State the number of lines in these records holding "Resolution". Say nothing more.

**Data items**
((
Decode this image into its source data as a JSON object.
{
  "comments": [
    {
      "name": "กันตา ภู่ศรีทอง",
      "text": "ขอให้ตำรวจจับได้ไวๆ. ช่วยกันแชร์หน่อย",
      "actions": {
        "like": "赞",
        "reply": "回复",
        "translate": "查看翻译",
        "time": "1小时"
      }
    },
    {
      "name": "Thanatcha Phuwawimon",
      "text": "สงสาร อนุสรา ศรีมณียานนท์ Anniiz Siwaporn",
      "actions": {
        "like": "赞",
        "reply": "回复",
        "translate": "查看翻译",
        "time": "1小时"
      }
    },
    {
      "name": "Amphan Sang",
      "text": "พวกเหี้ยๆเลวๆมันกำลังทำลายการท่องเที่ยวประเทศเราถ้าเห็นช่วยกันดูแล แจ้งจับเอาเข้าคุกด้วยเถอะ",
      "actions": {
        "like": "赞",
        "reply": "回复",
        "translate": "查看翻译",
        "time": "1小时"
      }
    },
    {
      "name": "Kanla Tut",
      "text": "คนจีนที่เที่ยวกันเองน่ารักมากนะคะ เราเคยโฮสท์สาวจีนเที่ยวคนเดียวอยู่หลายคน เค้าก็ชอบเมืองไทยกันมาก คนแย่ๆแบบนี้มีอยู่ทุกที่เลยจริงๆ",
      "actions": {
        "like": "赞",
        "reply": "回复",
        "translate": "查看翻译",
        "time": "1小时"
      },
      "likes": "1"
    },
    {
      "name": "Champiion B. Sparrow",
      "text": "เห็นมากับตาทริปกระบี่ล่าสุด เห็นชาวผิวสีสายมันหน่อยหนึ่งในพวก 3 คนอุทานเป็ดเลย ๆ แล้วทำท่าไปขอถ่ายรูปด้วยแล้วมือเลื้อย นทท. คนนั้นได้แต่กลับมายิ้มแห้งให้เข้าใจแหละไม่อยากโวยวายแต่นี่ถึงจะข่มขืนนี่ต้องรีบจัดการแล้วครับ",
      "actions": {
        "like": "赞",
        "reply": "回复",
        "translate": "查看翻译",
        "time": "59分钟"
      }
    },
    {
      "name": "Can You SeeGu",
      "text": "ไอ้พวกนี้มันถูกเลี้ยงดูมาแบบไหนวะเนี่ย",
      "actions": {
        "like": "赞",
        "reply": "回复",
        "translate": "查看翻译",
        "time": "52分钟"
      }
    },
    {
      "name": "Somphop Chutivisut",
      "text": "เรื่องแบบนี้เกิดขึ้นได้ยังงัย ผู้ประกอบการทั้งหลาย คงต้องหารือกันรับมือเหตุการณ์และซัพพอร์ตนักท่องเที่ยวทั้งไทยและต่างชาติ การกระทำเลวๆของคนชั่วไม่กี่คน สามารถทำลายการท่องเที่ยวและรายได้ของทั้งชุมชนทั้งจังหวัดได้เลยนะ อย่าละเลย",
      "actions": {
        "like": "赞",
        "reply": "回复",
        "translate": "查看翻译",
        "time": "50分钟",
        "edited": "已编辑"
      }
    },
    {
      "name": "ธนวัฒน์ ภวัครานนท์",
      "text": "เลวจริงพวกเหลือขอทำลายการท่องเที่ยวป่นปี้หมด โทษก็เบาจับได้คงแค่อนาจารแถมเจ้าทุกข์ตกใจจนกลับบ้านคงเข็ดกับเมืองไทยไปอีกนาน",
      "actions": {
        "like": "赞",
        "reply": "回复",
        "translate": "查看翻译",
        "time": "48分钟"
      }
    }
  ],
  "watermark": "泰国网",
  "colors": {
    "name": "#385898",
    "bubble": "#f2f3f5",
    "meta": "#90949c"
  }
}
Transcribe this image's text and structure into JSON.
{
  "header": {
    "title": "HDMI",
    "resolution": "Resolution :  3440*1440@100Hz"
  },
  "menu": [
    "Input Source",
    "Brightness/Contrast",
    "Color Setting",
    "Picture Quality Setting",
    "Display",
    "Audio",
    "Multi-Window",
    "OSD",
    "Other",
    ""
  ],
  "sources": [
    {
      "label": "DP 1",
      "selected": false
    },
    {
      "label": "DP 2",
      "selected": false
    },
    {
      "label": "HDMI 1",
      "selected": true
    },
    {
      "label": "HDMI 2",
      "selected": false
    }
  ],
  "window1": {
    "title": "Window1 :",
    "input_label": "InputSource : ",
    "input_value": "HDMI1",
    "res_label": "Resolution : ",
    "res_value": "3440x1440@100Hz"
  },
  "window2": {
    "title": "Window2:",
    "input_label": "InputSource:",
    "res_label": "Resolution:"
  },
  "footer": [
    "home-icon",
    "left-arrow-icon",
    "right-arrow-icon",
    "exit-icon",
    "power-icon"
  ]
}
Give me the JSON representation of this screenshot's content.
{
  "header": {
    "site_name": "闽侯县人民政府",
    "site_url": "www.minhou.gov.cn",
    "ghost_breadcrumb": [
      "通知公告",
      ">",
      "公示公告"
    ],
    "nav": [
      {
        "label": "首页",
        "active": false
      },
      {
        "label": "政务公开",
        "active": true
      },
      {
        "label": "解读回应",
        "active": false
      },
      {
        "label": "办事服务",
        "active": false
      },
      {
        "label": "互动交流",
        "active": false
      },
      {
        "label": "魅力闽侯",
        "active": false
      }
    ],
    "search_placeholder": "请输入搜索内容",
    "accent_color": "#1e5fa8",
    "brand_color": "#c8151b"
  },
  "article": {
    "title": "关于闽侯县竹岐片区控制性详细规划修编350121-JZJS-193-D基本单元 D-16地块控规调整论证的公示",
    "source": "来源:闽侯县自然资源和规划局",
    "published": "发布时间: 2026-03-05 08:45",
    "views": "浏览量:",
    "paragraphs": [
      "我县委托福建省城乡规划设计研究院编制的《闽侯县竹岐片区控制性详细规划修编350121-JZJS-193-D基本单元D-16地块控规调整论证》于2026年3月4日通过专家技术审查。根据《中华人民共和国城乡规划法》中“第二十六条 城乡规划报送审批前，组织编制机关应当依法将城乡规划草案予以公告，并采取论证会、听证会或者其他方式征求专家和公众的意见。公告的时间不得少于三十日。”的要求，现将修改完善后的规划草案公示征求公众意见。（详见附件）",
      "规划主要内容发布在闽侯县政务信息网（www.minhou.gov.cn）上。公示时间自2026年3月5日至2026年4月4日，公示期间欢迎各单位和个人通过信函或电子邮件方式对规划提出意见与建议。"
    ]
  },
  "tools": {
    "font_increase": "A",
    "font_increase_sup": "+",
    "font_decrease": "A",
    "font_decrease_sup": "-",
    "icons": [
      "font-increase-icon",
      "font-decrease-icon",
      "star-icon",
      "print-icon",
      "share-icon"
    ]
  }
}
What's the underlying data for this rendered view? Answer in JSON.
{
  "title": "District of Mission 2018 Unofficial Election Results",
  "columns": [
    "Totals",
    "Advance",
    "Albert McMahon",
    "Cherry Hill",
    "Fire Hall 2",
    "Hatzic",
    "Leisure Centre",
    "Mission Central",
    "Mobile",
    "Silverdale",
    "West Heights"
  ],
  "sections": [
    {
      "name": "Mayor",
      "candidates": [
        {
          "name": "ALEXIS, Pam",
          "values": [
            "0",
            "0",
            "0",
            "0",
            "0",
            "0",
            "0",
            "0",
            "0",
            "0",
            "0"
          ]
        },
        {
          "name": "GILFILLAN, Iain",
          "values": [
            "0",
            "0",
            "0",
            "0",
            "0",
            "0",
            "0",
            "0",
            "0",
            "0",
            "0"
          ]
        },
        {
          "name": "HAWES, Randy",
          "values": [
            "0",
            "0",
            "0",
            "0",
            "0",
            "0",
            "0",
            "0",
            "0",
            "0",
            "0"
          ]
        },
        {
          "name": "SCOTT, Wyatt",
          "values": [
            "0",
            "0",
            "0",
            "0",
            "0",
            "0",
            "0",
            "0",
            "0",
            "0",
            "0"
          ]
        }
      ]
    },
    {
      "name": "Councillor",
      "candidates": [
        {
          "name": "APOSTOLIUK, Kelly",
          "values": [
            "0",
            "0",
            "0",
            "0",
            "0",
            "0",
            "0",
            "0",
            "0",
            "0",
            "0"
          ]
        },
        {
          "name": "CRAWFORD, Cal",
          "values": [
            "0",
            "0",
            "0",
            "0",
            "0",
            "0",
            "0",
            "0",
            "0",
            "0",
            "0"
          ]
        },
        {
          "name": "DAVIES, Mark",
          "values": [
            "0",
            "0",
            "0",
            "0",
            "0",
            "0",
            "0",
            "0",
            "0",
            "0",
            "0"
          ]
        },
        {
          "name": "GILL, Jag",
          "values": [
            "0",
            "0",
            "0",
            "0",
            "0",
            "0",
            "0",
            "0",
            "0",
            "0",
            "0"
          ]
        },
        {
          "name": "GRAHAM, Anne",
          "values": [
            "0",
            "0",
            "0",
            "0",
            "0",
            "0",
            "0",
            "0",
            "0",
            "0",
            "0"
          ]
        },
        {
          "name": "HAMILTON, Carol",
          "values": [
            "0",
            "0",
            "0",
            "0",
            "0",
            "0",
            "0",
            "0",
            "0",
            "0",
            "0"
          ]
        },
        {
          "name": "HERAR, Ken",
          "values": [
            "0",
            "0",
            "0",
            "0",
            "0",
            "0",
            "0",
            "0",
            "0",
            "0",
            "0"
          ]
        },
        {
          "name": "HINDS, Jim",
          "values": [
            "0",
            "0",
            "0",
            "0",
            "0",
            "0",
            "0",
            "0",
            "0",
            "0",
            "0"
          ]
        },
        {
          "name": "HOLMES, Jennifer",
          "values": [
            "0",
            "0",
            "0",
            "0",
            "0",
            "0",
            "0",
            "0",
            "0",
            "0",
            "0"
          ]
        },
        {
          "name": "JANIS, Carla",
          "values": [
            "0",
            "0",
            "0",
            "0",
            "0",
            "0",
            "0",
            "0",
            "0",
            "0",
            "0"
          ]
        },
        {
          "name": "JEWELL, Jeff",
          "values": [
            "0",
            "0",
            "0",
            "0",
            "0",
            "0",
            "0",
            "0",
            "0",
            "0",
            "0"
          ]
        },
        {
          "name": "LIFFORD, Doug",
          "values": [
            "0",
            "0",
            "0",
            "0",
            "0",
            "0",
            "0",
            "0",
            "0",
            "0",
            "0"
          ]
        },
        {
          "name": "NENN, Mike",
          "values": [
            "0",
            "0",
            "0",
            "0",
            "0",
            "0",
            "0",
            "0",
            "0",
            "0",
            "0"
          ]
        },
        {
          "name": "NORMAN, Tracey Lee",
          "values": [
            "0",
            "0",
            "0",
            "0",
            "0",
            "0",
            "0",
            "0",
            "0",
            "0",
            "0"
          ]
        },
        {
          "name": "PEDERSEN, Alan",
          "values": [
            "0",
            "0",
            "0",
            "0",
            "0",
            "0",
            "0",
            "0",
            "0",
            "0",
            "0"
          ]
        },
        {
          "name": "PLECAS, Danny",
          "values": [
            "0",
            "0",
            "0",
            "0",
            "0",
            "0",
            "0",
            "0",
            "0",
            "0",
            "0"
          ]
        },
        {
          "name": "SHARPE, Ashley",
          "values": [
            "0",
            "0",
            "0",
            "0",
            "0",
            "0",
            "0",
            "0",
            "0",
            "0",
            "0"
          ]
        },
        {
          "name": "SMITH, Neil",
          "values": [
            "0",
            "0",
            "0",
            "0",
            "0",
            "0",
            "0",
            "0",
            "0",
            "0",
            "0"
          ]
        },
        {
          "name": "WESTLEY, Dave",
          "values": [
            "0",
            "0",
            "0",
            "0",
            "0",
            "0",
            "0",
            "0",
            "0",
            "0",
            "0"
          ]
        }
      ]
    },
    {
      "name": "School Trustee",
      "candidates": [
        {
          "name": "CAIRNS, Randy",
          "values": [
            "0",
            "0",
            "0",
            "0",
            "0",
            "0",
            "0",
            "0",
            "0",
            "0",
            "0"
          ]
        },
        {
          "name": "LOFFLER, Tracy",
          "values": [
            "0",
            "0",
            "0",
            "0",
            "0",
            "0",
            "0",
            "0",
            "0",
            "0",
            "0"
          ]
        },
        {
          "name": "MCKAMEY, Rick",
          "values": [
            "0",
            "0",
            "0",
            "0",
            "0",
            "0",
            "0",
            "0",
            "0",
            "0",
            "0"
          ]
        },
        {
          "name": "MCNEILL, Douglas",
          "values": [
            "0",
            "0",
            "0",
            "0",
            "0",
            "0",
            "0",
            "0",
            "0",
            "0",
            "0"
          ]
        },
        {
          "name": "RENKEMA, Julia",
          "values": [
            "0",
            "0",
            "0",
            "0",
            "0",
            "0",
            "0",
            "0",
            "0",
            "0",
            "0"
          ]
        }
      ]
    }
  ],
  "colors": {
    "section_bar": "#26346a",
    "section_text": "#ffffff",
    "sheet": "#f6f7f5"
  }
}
))
**ANSWER TO THE EXERCISE**
3